* _Page transcription dataset items_:

_ _ _ _

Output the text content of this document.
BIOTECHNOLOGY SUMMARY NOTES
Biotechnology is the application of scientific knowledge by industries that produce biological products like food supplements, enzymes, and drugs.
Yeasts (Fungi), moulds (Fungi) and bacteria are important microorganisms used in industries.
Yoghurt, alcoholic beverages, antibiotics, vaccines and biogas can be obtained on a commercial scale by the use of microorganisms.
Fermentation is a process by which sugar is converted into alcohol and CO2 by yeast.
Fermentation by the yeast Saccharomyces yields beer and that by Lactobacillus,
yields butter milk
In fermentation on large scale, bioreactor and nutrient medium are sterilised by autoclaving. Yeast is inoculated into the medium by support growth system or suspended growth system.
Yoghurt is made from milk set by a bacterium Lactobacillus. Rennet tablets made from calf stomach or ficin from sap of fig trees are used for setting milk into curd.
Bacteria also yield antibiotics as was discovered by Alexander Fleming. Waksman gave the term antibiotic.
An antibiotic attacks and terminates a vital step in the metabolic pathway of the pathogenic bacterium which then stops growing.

_ _ _ _

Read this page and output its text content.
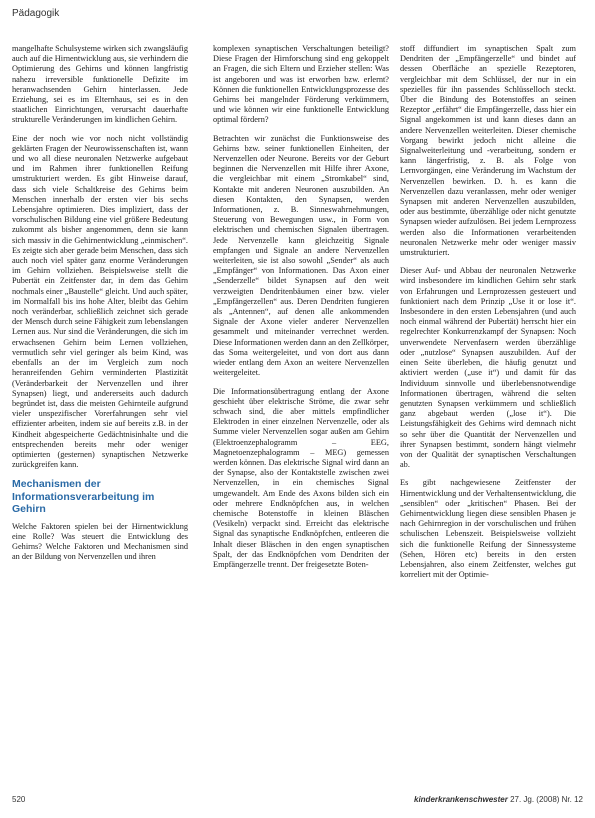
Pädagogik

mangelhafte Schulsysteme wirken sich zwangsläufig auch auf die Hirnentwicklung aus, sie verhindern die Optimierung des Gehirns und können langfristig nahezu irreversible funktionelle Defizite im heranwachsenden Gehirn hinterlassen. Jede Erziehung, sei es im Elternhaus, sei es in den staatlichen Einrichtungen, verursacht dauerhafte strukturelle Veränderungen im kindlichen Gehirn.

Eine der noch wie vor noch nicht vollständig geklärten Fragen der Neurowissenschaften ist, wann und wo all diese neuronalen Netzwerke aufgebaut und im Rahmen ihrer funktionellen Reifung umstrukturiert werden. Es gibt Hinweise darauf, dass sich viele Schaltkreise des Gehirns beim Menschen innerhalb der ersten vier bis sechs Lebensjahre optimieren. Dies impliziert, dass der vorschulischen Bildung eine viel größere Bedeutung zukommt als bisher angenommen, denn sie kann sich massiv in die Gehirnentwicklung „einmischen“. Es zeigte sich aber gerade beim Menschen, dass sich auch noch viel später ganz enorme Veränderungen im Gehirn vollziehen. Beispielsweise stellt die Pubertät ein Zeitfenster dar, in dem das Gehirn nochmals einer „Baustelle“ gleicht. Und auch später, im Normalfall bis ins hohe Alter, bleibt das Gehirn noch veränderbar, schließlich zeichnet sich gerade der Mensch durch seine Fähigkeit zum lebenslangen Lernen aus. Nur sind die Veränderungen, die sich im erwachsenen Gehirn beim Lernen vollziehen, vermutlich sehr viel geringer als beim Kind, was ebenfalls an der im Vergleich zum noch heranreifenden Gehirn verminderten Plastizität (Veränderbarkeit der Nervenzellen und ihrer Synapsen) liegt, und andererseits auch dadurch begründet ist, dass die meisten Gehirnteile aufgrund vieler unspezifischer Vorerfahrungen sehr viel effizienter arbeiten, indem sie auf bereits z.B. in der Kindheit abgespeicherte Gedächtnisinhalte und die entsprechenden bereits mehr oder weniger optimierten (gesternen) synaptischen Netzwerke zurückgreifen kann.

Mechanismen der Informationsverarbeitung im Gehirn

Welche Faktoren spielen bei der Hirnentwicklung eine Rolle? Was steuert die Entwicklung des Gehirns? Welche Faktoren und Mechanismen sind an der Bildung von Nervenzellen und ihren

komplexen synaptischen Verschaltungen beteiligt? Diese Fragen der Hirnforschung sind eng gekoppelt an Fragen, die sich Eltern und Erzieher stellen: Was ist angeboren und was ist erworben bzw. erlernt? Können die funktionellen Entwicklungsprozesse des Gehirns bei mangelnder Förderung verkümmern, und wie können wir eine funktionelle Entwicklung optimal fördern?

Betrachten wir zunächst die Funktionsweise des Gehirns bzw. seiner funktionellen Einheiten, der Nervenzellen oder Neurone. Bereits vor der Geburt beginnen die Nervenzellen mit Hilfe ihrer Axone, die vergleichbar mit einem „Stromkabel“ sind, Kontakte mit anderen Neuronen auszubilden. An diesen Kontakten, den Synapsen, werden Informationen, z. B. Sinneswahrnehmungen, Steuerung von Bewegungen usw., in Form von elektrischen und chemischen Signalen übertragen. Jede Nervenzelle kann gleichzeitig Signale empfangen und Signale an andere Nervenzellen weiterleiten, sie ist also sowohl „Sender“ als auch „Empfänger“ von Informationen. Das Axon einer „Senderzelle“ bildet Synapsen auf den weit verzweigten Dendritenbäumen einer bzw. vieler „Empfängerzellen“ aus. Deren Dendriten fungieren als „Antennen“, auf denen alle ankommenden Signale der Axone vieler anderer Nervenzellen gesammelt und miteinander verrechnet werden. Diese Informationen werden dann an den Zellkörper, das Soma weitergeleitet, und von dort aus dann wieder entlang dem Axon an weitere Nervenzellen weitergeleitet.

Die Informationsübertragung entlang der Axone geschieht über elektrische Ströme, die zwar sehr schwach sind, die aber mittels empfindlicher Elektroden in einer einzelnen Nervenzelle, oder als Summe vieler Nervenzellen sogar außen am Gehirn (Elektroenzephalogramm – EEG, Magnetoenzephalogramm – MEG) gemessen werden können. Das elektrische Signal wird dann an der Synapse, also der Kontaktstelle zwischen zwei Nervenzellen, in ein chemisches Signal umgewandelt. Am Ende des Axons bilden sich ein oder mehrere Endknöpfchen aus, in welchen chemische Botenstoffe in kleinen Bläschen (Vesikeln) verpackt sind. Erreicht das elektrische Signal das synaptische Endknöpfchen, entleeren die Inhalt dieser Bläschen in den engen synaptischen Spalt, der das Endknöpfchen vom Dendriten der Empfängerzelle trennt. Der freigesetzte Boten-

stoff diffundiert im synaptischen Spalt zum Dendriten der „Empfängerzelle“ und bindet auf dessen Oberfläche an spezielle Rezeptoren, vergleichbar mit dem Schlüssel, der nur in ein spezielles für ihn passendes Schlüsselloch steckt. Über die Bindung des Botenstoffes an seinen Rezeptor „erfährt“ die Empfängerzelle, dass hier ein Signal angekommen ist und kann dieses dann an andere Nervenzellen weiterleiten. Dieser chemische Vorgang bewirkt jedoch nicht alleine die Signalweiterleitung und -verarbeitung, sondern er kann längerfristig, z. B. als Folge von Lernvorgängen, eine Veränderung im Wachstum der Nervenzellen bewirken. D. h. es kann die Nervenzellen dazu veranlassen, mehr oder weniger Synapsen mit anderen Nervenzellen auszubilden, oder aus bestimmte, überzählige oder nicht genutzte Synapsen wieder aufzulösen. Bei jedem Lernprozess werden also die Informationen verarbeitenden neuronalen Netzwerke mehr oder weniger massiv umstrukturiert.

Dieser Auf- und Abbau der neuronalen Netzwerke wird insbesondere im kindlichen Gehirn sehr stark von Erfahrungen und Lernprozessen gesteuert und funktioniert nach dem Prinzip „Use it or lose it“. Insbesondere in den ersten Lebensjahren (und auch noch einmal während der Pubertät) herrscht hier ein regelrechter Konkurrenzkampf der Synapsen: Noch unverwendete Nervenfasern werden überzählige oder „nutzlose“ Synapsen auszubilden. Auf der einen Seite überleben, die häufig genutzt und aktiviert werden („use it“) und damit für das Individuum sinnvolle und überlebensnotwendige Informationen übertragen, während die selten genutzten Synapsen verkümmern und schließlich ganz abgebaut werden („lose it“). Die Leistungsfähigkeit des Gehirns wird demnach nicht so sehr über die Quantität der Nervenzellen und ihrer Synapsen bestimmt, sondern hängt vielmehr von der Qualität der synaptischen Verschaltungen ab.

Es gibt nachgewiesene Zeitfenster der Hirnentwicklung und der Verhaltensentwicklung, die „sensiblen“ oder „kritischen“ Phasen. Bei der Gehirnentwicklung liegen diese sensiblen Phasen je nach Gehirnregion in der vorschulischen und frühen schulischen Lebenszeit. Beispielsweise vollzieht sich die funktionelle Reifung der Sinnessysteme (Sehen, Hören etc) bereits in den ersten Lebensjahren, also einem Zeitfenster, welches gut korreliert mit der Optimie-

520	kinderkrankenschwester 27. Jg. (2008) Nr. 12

_ _ _ _

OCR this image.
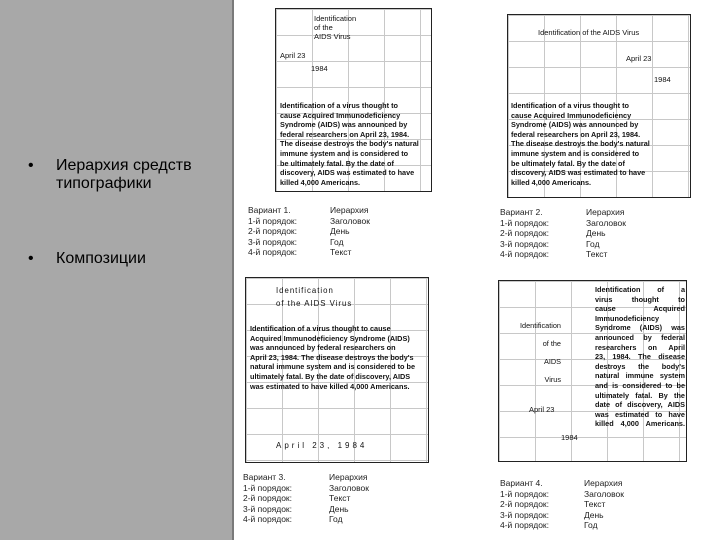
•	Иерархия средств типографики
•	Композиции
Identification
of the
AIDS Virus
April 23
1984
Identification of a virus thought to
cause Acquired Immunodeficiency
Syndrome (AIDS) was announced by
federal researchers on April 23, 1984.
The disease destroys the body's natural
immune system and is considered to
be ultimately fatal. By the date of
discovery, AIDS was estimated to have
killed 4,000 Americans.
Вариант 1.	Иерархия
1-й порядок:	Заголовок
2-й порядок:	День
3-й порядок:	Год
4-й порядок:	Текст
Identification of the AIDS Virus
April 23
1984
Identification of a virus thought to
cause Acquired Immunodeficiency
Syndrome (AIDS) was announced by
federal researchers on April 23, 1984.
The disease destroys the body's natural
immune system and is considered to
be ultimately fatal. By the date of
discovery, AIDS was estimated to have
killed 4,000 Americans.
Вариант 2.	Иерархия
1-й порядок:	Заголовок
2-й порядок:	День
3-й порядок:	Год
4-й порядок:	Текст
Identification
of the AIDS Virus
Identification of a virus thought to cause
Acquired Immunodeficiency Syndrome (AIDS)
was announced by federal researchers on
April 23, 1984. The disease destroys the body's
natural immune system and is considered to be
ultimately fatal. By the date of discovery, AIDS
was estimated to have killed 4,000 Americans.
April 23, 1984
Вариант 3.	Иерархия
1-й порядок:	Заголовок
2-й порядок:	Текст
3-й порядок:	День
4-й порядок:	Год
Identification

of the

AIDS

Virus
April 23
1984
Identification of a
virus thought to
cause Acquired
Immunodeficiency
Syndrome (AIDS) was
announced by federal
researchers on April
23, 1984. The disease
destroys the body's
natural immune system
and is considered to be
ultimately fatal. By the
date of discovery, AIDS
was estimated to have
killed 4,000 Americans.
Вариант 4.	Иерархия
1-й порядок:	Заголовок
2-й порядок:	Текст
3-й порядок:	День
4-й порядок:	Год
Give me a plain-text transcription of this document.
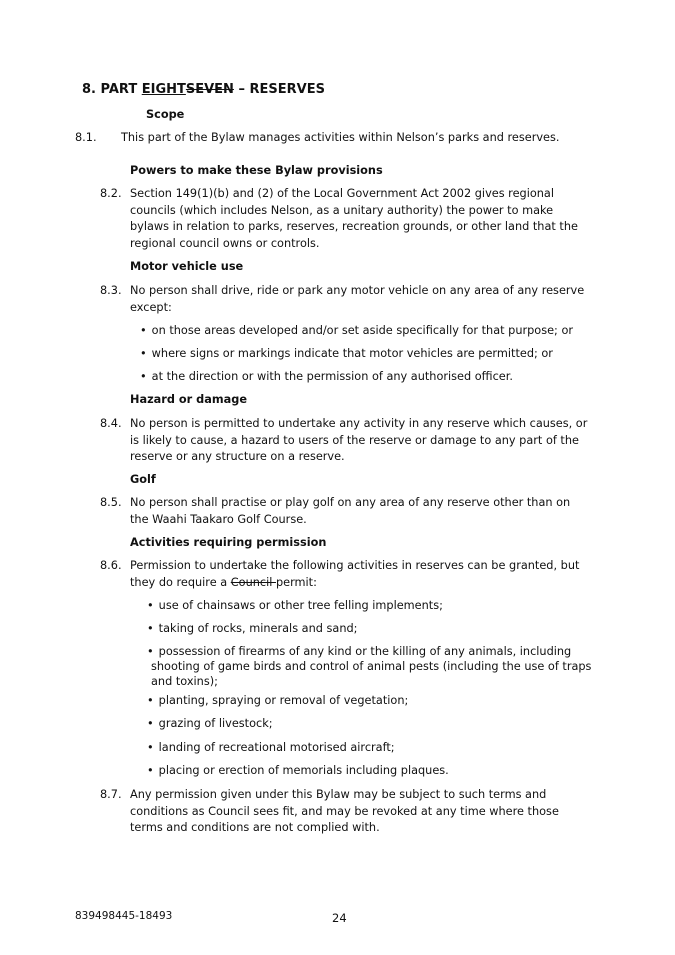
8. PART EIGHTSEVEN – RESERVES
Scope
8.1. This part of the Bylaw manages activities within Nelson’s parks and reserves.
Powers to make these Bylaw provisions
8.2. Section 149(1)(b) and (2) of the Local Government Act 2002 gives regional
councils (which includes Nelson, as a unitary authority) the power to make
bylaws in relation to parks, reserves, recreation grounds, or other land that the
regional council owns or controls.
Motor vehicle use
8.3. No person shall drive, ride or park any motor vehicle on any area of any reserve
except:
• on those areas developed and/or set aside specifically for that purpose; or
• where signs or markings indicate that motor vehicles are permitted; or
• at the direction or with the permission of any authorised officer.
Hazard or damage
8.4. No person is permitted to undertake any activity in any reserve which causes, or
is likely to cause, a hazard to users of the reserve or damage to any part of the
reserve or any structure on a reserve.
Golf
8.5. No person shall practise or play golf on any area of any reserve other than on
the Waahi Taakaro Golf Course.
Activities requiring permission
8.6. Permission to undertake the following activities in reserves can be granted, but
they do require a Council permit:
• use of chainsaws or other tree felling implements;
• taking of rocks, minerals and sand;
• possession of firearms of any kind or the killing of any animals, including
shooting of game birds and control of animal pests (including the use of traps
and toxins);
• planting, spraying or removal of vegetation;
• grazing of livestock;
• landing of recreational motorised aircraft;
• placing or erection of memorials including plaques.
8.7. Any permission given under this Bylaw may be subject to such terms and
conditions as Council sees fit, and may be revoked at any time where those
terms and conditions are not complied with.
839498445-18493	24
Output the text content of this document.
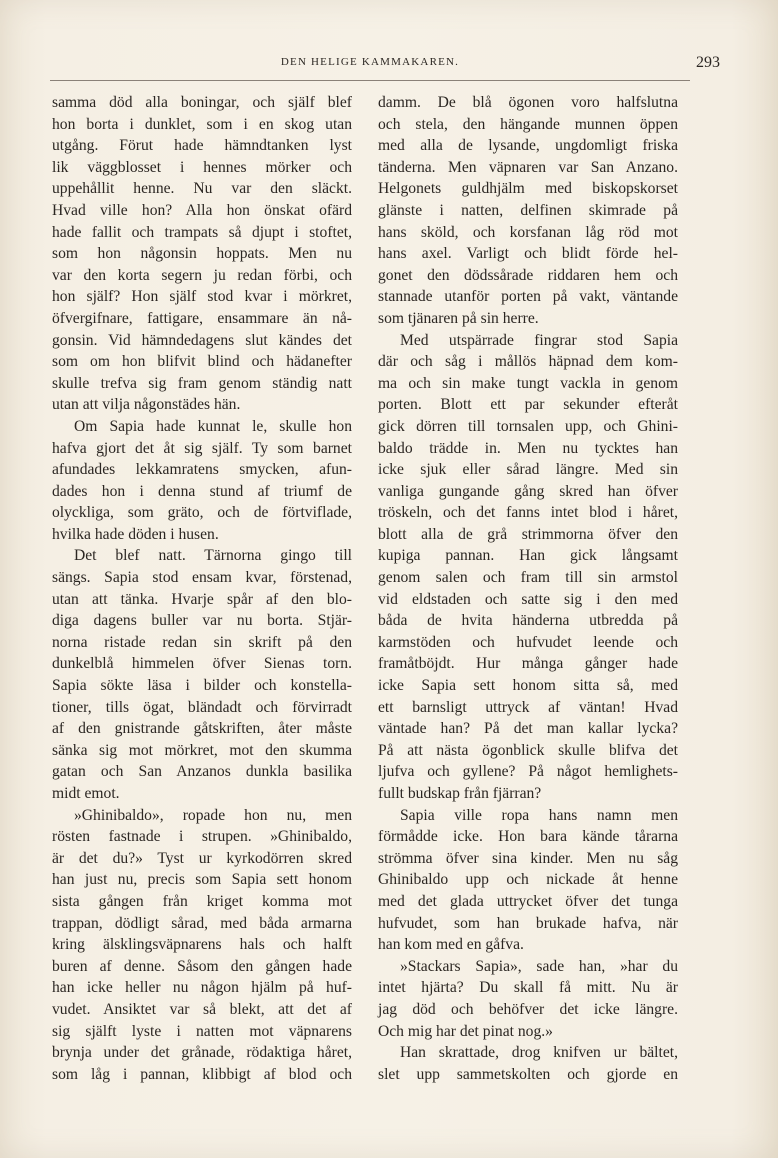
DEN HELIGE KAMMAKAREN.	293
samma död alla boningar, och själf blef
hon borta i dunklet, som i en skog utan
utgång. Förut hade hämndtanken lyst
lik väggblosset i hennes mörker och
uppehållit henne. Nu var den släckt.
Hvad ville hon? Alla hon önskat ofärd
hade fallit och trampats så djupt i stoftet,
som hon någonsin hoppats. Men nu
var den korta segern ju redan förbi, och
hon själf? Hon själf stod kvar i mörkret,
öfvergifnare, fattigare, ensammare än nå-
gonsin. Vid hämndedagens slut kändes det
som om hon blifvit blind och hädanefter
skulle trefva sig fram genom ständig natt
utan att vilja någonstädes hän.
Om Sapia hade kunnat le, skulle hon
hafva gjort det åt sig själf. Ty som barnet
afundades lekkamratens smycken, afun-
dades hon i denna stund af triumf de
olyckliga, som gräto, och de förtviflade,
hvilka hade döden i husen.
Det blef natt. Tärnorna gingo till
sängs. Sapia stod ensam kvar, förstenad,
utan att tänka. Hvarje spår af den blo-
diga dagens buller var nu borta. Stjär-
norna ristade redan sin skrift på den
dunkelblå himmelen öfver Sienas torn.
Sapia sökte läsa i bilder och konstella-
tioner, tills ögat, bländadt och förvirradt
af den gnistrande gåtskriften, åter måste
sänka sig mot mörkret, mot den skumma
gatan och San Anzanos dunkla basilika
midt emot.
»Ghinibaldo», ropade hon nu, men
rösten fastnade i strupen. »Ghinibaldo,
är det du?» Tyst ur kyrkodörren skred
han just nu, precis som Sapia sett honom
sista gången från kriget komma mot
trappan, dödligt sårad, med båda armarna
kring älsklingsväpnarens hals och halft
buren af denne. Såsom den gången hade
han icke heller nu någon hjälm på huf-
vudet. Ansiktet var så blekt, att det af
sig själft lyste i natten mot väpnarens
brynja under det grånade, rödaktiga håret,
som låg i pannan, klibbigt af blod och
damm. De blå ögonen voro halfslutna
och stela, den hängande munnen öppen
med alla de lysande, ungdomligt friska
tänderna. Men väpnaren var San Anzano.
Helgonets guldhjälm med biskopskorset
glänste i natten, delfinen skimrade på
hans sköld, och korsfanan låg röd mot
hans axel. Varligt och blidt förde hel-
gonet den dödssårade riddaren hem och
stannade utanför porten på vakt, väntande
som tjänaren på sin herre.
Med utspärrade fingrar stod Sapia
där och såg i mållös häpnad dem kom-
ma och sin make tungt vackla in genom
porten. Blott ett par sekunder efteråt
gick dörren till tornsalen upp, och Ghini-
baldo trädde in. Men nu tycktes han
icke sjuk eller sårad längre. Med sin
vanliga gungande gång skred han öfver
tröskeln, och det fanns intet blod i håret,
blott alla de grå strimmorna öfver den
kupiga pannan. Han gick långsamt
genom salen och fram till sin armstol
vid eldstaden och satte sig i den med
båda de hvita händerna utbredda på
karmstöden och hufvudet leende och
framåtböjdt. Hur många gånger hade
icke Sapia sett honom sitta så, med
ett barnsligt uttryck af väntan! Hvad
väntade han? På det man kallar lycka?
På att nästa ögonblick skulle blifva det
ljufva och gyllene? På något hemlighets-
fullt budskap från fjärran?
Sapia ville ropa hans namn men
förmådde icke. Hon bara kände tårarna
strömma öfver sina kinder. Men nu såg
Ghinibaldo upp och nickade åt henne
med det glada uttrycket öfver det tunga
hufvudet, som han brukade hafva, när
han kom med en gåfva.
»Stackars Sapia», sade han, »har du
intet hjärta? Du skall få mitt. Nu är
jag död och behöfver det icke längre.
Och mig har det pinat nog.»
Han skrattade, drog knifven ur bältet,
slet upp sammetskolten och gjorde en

_ _ _ _

* _What this task involves_: Each line in which the string "honom" is found must be copied from the data.

* _Answer for this exercise_:
han just nu, precis som Sapia sett honom
icke Sapia sett honom sitta så, med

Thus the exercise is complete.